═══ Dataset records ═══
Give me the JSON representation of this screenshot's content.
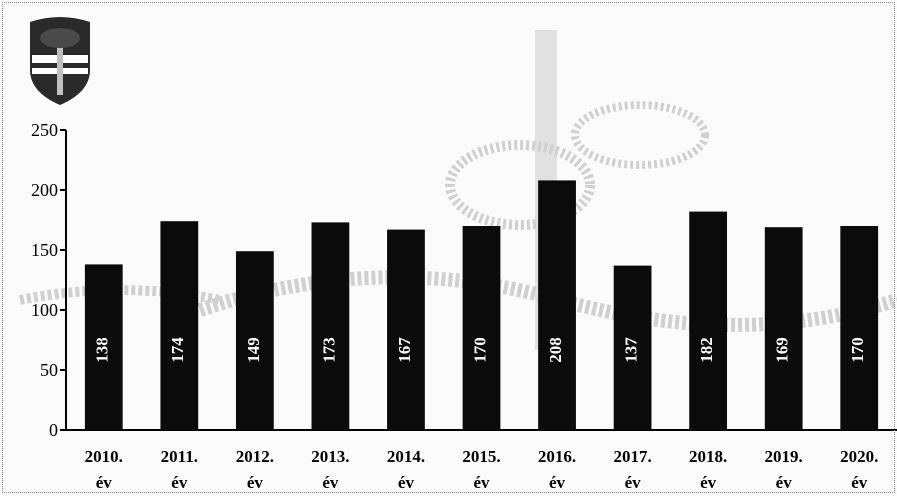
{
  "chart_data": {
    "type": "bar",
    "categories": [
      {
        "year": "2010.",
        "unit": "év"
      },
      {
        "year": "2011.",
        "unit": "év"
      },
      {
        "year": "2012.",
        "unit": "év"
      },
      {
        "year": "2013.",
        "unit": "év"
      },
      {
        "year": "2014.",
        "unit": "év"
      },
      {
        "year": "2015.",
        "unit": "év"
      },
      {
        "year": "2016.",
        "unit": "év"
      },
      {
        "year": "2017.",
        "unit": "év"
      },
      {
        "year": "2018.",
        "unit": "év"
      },
      {
        "year": "2019.",
        "unit": "év"
      },
      {
        "year": "2020.",
        "unit": "év"
      }
    ],
    "values": [
      138,
      174,
      149,
      173,
      167,
      170,
      208,
      137,
      182,
      169,
      170
    ],
    "data_labels": [
      "138",
      "174",
      "149",
      "173",
      "167",
      "170",
      "208",
      "137",
      "182",
      "169",
      "170"
    ],
    "yticks": [
      "0",
      "50",
      "100",
      "150",
      "200",
      "250"
    ],
    "ylim": [
      0,
      250
    ],
    "grid": false,
    "legend": "none",
    "bar_color": "#0b0b0b",
    "label_color": "#ffffff",
    "watermark_color": "#9a9a9a"
  }
}
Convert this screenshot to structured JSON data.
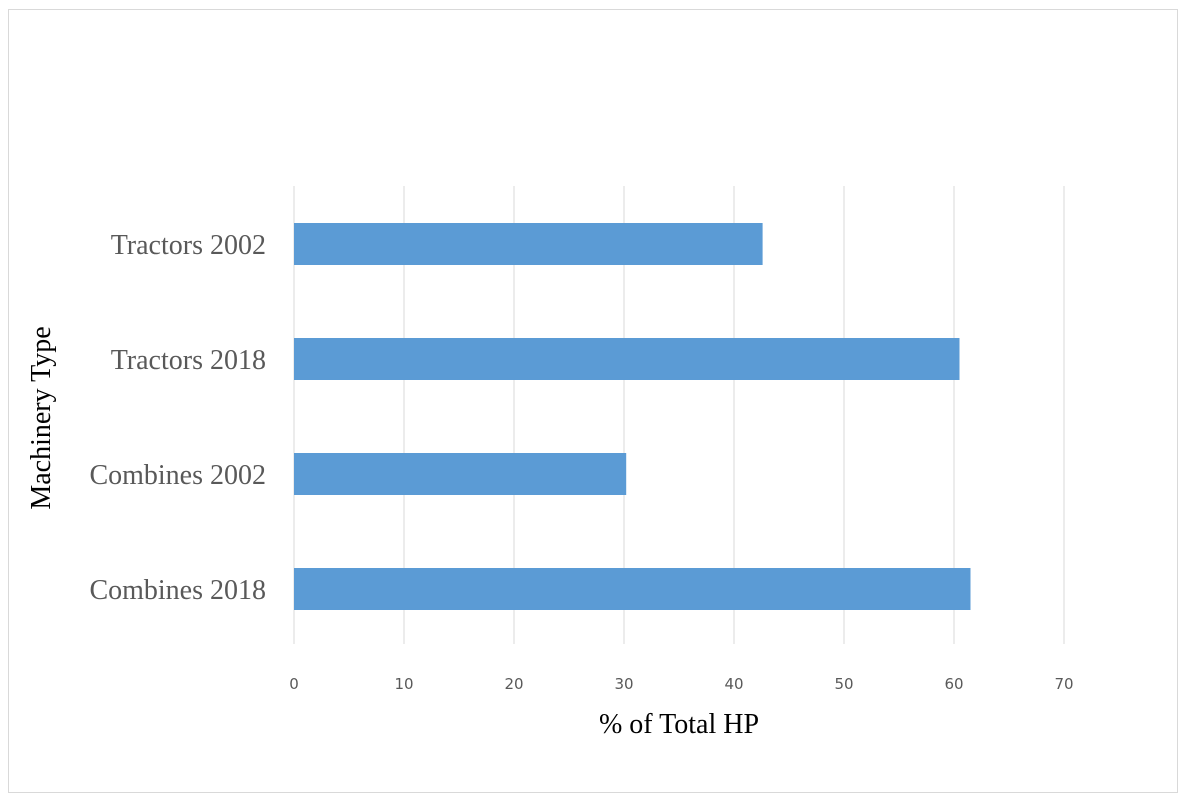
{
  "chart_data": {
    "type": "bar",
    "orientation": "horizontal",
    "title": "",
    "xlabel": "% of Total HP",
    "ylabel": "Machinery Type",
    "categories": [
      "Tractors 2002",
      "Tractors 2018",
      "Combines 2002",
      "Combines 2018"
    ],
    "values": [
      42.6,
      60.5,
      30.2,
      61.5
    ],
    "xlim": [
      0,
      70
    ],
    "xticks": [
      "0",
      "10",
      "20",
      "30",
      "40",
      "50",
      "60",
      "70"
    ],
    "grid": true,
    "legend": "none",
    "bar_color": "#5b9bd5",
    "grid_color": "#d9d9d9",
    "label_color": "#595959"
  }
}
═══
- Problem details
List every line in the records above that contains the word "this".

- Answer to the task
Give me the JSON representation of this screenshot's content.
Convert this screenshot to structured JSON data.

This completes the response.